**EXERCISE INPUTS**:
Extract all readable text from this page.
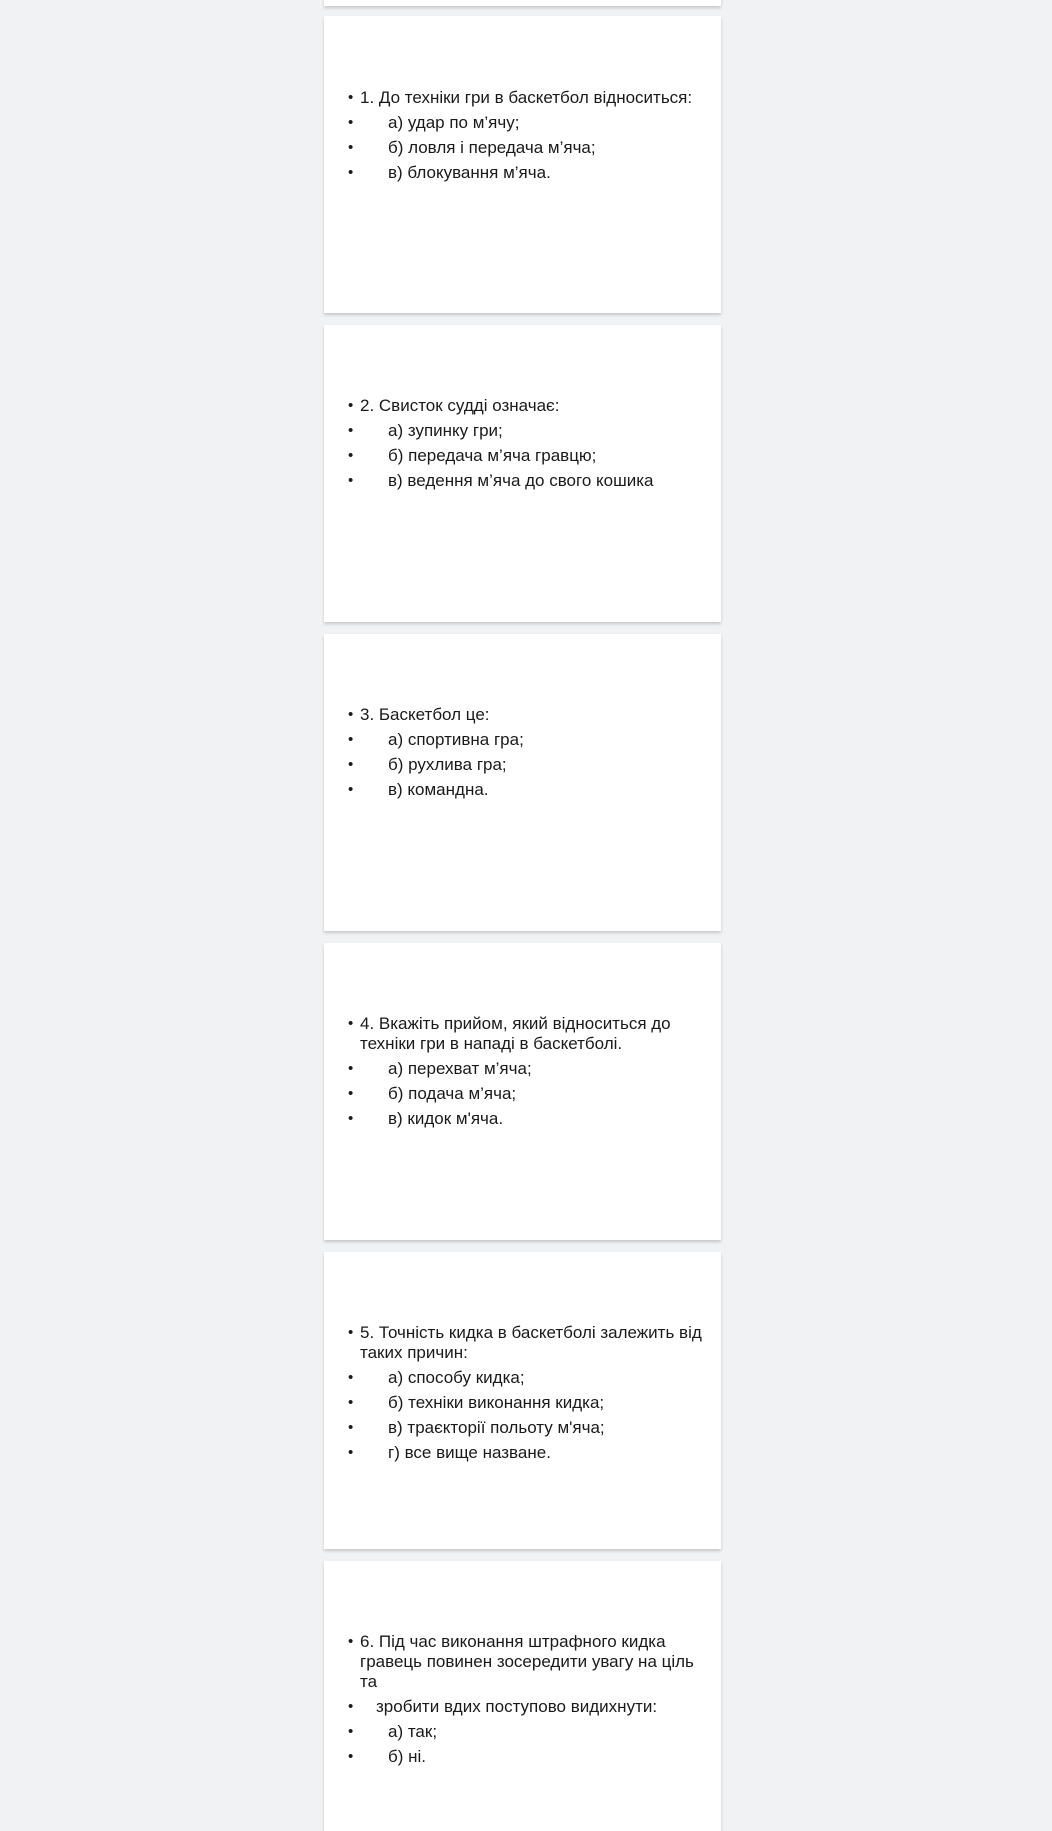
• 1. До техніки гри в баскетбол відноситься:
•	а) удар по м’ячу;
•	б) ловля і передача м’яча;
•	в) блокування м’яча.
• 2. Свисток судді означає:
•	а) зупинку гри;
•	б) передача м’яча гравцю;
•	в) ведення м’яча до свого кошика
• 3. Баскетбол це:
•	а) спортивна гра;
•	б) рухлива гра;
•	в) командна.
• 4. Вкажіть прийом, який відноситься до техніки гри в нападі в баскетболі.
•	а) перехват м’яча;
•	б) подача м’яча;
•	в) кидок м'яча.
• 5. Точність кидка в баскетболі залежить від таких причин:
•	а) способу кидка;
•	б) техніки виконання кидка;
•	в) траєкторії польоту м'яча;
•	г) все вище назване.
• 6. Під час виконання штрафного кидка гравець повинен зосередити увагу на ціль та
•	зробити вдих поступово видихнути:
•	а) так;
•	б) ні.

**WRITTEN REQUEST**: Copy the records exactly. Skip the pictures.

**RESPONSE TO THIS EXERCISE**:
Extract all readable text from this page.
• 1. До техніки гри в баскетбол відноситься:
•	а) удар по м’ячу;
•	б) ловля і передача м’яча;
•	в) блокування м’яча.
• 2. Свисток судді означає:
•	а) зупинку гри;
•	б) передача м’яча гравцю;
•	в) ведення м’яча до свого кошика
• 3. Баскетбол це:
•	а) спортивна гра;
•	б) рухлива гра;
•	в) командна.
• 4. Вкажіть прийом, який відноситься до техніки гри в нападі в баскетболі.
•	а) перехват м’яча;
•	б) подача м’яча;
•	в) кидок м'яча.
• 5. Точність кидка в баскетболі залежить від таких причин:
•	а) способу кидка;
•	б) техніки виконання кидка;
•	в) траєкторії польоту м'яча;
•	г) все вище назване.
• 6. Під час виконання штрафного кидка гравець повинен зосередити увагу на ціль та
•	зробити вдих поступово видихнути:
•	а) так;
•	б) ні.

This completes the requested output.